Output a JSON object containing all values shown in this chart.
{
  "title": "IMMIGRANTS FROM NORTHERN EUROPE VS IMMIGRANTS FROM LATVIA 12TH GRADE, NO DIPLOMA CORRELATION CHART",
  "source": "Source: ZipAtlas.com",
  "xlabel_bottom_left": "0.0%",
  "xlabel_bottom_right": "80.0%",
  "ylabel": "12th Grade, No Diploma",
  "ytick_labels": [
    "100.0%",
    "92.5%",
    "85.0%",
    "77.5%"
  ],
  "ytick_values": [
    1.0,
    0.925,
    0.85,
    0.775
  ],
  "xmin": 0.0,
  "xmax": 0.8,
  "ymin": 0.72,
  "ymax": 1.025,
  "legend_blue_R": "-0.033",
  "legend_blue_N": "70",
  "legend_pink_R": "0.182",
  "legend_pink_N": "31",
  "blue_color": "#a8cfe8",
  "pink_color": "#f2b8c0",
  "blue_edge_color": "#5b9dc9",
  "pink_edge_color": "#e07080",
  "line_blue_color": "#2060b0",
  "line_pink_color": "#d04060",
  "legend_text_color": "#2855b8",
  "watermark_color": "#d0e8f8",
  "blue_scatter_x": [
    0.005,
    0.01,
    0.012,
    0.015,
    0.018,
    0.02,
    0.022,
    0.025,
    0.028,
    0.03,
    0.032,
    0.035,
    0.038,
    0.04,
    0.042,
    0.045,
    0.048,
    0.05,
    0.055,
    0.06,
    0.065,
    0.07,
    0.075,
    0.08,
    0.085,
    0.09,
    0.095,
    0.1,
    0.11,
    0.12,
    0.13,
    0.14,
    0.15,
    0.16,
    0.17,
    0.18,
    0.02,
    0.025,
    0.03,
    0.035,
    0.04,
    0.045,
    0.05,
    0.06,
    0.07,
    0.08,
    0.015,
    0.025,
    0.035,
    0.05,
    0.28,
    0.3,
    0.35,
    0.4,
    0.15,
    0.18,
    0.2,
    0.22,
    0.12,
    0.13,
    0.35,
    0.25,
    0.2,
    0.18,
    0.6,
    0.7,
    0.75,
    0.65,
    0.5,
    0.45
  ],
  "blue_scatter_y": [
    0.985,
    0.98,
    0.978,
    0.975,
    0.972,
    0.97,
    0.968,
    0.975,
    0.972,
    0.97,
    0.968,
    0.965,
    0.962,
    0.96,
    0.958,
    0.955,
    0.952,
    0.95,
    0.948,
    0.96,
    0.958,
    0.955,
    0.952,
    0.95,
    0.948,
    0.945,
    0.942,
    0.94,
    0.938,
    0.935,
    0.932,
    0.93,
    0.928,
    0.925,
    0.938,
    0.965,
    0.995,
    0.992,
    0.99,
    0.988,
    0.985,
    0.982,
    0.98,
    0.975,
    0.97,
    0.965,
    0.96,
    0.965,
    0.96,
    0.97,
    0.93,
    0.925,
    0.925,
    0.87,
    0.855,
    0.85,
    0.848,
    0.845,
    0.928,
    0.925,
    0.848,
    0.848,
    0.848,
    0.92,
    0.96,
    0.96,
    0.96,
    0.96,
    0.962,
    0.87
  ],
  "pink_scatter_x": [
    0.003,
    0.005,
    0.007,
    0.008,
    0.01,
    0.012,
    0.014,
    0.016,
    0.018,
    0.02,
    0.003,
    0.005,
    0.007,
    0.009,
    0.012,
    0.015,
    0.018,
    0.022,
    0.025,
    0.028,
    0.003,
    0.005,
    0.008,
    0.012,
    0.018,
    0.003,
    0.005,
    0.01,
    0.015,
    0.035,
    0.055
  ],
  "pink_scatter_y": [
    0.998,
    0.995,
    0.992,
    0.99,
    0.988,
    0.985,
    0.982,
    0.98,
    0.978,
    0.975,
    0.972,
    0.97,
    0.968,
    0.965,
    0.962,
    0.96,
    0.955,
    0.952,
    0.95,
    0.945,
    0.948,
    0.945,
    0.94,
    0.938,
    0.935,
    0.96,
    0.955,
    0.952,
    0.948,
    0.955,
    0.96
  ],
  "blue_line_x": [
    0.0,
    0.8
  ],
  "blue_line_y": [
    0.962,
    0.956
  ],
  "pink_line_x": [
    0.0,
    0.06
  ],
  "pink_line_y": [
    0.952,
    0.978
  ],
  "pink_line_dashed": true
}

□ □ □ □ □

▶ WORK TO BE COMPLETED: All of the entries need to be reproduced exactly; please write them out.

▶ SOLUTION TO THIS TASK:
Output a JSON object containing all values shown in this chart.
{
  "title": "IMMIGRANTS FROM NORTHERN EUROPE VS IMMIGRANTS FROM LATVIA 12TH GRADE, NO DIPLOMA CORRELATION CHART",
  "source": "Source: ZipAtlas.com",
  "xlabel_bottom_left": "0.0%",
  "xlabel_bottom_right": "80.0%",
  "ylabel": "12th Grade, No Diploma",
  "ytick_labels": [
    "100.0%",
    "92.5%",
    "85.0%",
    "77.5%"
  ],
  "ytick_values": [
    1.0,
    0.925,
    0.85,
    0.775
  ],
  "xmin": 0.0,
  "xmax": 0.8,
  "ymin": 0.72,
  "ymax": 1.025,
  "legend_blue_R": "-0.033",
  "legend_blue_N": "70",
  "legend_pink_R": "0.182",
  "legend_pink_N": "31",
  "blue_color": "#a8cfe8",
  "pink_color": "#f2b8c0",
  "blue_edge_color": "#5b9dc9",
  "pink_edge_color": "#e07080",
  "line_blue_color": "#2060b0",
  "line_pink_color": "#d04060",
  "legend_text_color": "#2855b8",
  "watermark_color": "#d0e8f8",
  "blue_scatter_x": [
    0.005,
    0.01,
    0.012,
    0.015,
    0.018,
    0.02,
    0.022,
    0.025,
    0.028,
    0.03,
    0.032,
    0.035,
    0.038,
    0.04,
    0.042,
    0.045,
    0.048,
    0.05,
    0.055,
    0.06,
    0.065,
    0.07,
    0.075,
    0.08,
    0.085,
    0.09,
    0.095,
    0.1,
    0.11,
    0.12,
    0.13,
    0.14,
    0.15,
    0.16,
    0.17,
    0.18,
    0.02,
    0.025,
    0.03,
    0.035,
    0.04,
    0.045,
    0.05,
    0.06,
    0.07,
    0.08,
    0.015,
    0.025,
    0.035,
    0.05,
    0.28,
    0.3,
    0.35,
    0.4,
    0.15,
    0.18,
    0.2,
    0.22,
    0.12,
    0.13,
    0.35,
    0.25,
    0.2,
    0.18,
    0.6,
    0.7,
    0.75,
    0.65,
    0.5,
    0.45
  ],
  "blue_scatter_y": [
    0.985,
    0.98,
    0.978,
    0.975,
    0.972,
    0.97,
    0.968,
    0.975,
    0.972,
    0.97,
    0.968,
    0.965,
    0.962,
    0.96,
    0.958,
    0.955,
    0.952,
    0.95,
    0.948,
    0.96,
    0.958,
    0.955,
    0.952,
    0.95,
    0.948,
    0.945,
    0.942,
    0.94,
    0.938,
    0.935,
    0.932,
    0.93,
    0.928,
    0.925,
    0.938,
    0.965,
    0.995,
    0.992,
    0.99,
    0.988,
    0.985,
    0.982,
    0.98,
    0.975,
    0.97,
    0.965,
    0.96,
    0.965,
    0.96,
    0.97,
    0.93,
    0.925,
    0.925,
    0.87,
    0.855,
    0.85,
    0.848,
    0.845,
    0.928,
    0.925,
    0.848,
    0.848,
    0.848,
    0.92,
    0.96,
    0.96,
    0.96,
    0.96,
    0.962,
    0.87
  ],
  "pink_scatter_x": [
    0.003,
    0.005,
    0.007,
    0.008,
    0.01,
    0.012,
    0.014,
    0.016,
    0.018,
    0.02,
    0.003,
    0.005,
    0.007,
    0.009,
    0.012,
    0.015,
    0.018,
    0.022,
    0.025,
    0.028,
    0.003,
    0.005,
    0.008,
    0.012,
    0.018,
    0.003,
    0.005,
    0.01,
    0.015,
    0.035,
    0.055
  ],
  "pink_scatter_y": [
    0.998,
    0.995,
    0.992,
    0.99,
    0.988,
    0.985,
    0.982,
    0.98,
    0.978,
    0.975,
    0.972,
    0.97,
    0.968,
    0.965,
    0.962,
    0.96,
    0.955,
    0.952,
    0.95,
    0.945,
    0.948,
    0.945,
    0.94,
    0.938,
    0.935,
    0.96,
    0.955,
    0.952,
    0.948,
    0.955,
    0.96
  ],
  "blue_line_x": [
    0.0,
    0.8
  ],
  "blue_line_y": [
    0.962,
    0.956
  ],
  "pink_line_x": [
    0.0,
    0.06
  ],
  "pink_line_y": [
    0.952,
    0.978
  ],
  "pink_line_dashed": true
}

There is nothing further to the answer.